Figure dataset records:
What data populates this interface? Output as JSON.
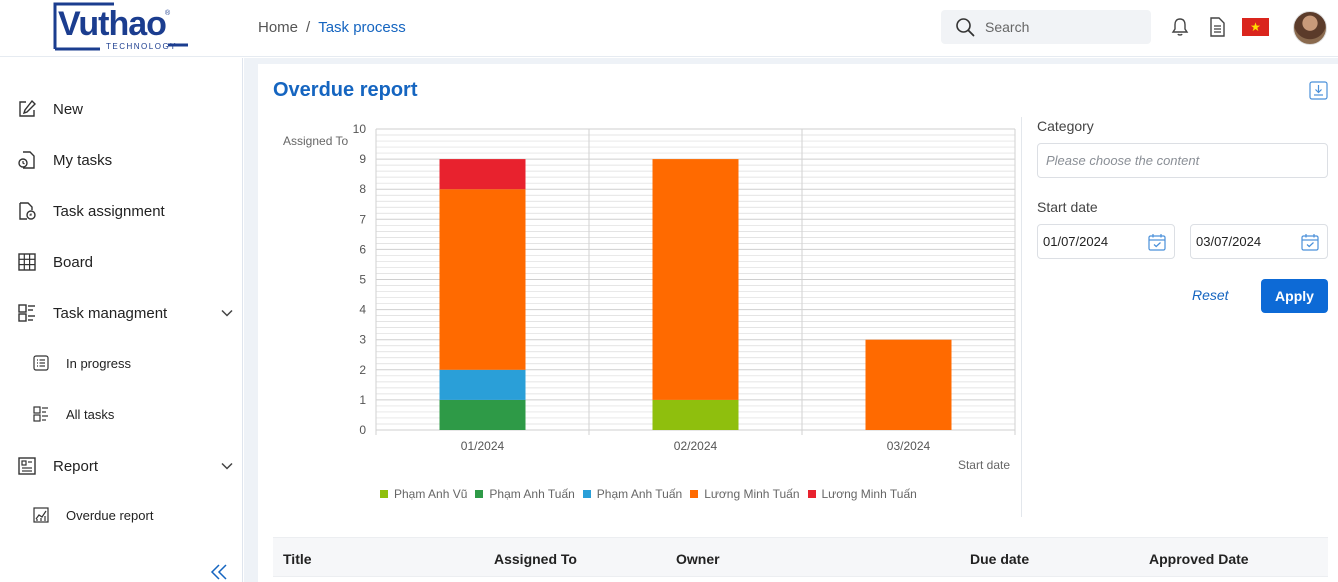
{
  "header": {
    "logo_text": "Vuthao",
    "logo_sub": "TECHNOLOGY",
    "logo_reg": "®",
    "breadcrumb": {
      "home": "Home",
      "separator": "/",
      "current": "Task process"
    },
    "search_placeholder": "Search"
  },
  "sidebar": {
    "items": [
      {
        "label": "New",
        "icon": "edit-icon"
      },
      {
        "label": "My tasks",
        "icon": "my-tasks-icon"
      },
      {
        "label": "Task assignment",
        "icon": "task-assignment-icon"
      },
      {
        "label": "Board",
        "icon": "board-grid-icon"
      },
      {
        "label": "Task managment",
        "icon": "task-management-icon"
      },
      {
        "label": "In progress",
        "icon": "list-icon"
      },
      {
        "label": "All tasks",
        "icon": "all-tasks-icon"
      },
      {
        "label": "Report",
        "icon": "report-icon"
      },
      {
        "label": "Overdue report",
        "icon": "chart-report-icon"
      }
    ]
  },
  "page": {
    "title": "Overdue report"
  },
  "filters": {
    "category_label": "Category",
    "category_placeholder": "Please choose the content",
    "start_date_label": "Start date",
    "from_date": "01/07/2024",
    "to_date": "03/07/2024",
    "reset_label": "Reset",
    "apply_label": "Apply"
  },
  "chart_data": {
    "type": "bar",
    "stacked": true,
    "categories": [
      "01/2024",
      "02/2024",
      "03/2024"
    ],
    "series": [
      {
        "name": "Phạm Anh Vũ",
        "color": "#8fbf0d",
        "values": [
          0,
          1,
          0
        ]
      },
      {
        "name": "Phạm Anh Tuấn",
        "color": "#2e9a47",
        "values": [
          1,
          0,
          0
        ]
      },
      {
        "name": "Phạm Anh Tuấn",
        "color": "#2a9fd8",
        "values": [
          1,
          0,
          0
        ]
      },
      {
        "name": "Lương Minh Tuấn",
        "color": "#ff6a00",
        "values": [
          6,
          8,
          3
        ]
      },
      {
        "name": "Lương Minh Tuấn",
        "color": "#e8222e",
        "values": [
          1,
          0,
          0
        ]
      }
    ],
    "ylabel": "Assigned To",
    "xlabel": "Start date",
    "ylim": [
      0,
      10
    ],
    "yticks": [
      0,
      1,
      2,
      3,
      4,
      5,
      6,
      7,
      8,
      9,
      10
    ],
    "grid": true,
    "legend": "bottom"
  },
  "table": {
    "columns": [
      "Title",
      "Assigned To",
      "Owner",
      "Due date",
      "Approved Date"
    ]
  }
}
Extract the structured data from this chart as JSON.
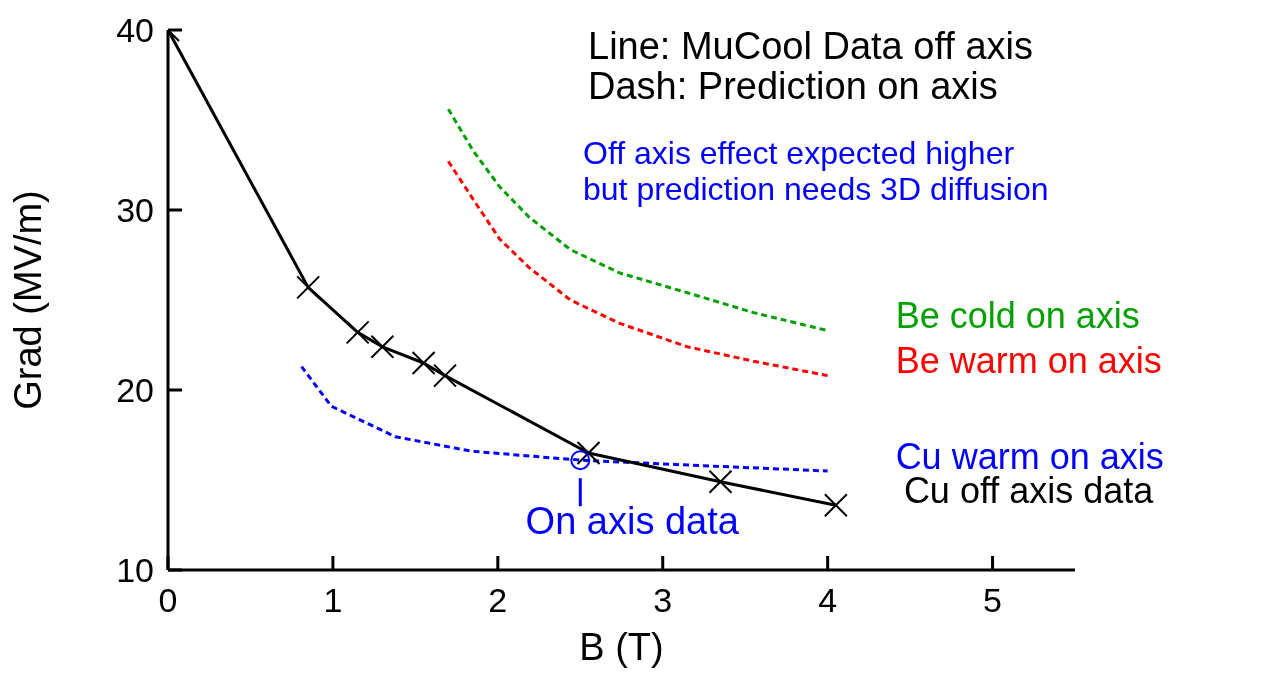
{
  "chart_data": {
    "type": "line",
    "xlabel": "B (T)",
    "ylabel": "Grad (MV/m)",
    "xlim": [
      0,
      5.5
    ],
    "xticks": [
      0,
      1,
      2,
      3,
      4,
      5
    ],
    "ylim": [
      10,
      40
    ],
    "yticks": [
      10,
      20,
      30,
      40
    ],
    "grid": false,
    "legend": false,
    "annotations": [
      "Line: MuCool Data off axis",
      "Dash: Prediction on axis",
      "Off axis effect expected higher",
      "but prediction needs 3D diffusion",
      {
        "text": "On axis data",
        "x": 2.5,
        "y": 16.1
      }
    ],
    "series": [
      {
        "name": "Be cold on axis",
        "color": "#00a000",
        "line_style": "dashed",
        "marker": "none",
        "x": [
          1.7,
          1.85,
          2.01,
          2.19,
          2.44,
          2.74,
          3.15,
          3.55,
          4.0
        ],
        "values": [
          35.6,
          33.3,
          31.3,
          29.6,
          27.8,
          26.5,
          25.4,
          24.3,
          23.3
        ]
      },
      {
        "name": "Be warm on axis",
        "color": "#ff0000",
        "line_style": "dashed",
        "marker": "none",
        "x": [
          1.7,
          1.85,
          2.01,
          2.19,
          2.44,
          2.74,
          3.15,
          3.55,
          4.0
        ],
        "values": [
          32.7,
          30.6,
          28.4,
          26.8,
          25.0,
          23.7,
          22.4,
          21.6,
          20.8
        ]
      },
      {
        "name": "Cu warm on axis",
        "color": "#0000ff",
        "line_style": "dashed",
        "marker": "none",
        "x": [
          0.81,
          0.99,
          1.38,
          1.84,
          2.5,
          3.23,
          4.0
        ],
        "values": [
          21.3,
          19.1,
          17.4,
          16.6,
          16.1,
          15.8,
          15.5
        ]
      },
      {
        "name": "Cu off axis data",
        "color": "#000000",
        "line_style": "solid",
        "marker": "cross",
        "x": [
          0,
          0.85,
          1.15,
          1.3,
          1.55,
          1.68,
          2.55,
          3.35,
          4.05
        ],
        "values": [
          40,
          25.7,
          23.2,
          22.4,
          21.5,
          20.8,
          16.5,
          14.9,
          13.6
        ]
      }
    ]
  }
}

GOAL OF THE EXERCISE:
Return each line of the listing that holds the string "axis".

CORRECT RESPONSE:
      "Line: MuCool Data off axis",
      "Dash: Prediction on axis",
      "Off axis effect expected higher",
        "text": "On axis data",
        "name": "Be cold on axis",
        "name": "Be warm on axis",
        "name": "Cu warm on axis",
        "name": "Cu off axis data",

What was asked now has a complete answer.